Stored dataset items:
——————————

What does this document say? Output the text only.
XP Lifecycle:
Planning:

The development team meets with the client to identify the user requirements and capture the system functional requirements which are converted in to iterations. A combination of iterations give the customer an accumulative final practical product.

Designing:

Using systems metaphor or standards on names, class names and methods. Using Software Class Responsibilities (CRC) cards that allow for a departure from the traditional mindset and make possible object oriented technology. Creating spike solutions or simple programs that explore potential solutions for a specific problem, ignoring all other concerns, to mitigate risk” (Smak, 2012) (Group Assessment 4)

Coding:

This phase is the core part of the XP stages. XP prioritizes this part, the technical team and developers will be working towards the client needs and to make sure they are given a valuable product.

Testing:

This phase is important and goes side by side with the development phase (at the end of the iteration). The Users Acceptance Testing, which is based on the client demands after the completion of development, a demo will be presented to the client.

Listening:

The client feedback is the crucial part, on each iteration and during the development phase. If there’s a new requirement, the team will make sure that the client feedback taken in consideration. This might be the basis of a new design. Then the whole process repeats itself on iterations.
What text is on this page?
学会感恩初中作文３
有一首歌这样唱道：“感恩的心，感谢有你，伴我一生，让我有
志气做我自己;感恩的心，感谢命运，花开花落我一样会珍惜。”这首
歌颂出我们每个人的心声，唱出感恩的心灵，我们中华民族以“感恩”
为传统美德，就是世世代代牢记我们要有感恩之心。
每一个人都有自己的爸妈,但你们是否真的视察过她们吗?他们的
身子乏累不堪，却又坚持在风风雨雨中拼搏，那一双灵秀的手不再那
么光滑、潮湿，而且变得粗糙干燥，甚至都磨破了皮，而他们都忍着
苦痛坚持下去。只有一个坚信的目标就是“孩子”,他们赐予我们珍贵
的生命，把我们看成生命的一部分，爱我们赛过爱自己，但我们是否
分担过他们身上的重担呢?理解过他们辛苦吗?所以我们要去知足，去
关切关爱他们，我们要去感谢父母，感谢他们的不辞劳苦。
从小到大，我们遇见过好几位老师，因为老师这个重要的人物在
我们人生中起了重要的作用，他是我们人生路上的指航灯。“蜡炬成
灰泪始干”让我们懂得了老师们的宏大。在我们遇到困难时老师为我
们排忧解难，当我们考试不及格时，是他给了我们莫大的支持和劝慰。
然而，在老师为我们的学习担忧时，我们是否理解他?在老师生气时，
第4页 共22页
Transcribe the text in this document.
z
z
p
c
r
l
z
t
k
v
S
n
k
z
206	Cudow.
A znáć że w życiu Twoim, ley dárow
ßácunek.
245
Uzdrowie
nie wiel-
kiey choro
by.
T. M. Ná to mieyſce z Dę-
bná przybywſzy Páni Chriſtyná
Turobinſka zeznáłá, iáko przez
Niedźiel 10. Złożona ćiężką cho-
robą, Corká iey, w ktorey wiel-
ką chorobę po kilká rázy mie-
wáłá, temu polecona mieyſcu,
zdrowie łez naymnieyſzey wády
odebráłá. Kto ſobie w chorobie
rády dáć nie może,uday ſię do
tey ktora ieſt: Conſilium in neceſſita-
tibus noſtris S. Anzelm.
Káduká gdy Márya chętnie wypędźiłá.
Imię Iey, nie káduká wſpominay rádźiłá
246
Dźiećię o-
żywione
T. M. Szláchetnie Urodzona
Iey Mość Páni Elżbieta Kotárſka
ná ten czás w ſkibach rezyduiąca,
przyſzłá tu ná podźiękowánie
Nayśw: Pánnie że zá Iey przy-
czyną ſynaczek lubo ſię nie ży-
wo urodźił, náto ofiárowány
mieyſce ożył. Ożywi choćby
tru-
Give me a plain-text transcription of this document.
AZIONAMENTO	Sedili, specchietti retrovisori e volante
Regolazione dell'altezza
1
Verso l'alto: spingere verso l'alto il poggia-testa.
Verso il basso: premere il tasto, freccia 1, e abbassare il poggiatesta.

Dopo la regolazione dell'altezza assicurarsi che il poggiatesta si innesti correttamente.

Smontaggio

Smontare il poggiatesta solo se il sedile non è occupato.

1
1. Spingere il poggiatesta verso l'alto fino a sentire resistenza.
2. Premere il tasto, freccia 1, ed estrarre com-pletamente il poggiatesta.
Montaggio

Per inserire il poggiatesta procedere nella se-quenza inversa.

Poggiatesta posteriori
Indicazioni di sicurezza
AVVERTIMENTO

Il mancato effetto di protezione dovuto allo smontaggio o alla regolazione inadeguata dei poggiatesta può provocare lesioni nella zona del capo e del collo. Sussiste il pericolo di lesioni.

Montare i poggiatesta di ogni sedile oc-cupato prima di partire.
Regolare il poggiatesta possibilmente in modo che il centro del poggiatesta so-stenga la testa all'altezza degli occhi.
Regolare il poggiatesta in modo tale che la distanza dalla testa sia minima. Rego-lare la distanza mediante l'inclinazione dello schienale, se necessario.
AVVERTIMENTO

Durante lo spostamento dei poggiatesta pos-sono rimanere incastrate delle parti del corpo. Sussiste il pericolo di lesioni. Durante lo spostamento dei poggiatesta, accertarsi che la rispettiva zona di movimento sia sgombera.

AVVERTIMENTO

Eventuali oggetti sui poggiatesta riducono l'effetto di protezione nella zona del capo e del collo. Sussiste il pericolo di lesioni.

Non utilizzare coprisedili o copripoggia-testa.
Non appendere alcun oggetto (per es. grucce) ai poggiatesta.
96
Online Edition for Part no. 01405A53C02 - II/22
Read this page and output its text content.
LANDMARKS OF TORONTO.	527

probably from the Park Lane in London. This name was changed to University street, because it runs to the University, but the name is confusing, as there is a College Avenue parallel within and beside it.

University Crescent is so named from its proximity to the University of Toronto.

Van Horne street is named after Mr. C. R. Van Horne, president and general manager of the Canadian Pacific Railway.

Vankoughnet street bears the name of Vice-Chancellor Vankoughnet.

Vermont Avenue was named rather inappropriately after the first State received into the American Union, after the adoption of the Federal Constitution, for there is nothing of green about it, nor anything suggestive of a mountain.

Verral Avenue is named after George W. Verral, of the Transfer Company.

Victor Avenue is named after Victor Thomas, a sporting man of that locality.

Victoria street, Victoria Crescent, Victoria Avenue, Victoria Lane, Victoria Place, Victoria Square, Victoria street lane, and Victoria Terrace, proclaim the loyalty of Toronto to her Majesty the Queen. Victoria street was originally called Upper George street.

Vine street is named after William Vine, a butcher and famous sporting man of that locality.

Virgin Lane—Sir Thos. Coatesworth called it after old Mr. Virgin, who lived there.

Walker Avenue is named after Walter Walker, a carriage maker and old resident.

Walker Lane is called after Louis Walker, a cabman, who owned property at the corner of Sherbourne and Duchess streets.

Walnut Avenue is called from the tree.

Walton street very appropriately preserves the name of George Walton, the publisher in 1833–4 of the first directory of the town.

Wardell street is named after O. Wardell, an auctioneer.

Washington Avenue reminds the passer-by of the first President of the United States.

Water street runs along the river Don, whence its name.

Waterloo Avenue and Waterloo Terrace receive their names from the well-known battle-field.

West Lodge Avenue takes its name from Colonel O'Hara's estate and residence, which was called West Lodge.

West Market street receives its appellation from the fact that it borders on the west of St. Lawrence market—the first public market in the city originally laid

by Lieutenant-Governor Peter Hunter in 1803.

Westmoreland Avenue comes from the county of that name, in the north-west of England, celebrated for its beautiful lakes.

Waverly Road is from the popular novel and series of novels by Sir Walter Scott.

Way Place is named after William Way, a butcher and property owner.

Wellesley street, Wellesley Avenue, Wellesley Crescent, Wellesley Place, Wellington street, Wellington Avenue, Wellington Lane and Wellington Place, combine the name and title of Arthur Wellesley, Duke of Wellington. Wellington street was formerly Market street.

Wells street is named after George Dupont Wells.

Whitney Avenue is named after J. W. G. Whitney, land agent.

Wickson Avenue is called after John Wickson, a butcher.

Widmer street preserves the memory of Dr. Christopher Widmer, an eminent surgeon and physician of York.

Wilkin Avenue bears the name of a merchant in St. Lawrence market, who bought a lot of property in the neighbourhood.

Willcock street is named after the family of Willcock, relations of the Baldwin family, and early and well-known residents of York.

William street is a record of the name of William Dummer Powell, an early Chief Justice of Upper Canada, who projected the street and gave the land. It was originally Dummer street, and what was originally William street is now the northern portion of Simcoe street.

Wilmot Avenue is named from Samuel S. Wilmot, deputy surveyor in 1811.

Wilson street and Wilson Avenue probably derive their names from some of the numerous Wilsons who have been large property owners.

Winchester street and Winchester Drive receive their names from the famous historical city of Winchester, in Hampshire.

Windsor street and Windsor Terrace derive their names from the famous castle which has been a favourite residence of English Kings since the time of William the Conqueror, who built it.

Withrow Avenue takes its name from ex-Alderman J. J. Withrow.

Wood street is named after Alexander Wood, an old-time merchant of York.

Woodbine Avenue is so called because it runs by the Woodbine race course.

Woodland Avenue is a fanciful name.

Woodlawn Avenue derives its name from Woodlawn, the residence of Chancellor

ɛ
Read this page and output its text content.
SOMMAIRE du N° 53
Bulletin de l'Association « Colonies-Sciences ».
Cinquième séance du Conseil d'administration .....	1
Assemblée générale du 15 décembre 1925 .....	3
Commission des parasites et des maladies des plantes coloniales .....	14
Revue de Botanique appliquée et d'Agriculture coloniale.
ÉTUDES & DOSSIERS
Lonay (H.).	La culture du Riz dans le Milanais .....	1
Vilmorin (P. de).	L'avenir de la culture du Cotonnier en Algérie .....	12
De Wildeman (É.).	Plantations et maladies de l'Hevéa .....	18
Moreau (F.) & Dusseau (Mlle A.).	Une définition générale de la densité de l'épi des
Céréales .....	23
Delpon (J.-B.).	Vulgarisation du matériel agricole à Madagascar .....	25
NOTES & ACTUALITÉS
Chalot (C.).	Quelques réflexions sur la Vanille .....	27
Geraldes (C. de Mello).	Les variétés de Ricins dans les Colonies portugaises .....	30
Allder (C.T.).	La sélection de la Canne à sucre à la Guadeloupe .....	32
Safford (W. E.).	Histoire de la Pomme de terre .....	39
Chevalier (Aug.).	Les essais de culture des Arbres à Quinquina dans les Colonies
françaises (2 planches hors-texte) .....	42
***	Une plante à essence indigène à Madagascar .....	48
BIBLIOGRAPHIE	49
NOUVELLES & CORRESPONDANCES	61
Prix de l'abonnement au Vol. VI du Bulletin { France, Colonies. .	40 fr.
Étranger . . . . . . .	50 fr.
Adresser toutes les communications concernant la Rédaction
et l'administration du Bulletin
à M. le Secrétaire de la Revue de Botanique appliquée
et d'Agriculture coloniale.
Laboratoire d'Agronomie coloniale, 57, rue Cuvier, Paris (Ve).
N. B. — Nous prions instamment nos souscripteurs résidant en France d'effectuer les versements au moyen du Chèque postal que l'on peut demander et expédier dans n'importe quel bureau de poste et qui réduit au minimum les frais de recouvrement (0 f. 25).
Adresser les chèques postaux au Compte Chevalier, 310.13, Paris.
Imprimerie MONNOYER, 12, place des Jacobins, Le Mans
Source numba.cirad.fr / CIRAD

——————————

Report each line in the preceding entries that holds the string "Chevalier".

Chevalier (Aug.).	Les essais de culture des Arbres à Quinquina dans les Colonies
Adresser les chèques postaux au Compte Chevalier, 310.13, Paris.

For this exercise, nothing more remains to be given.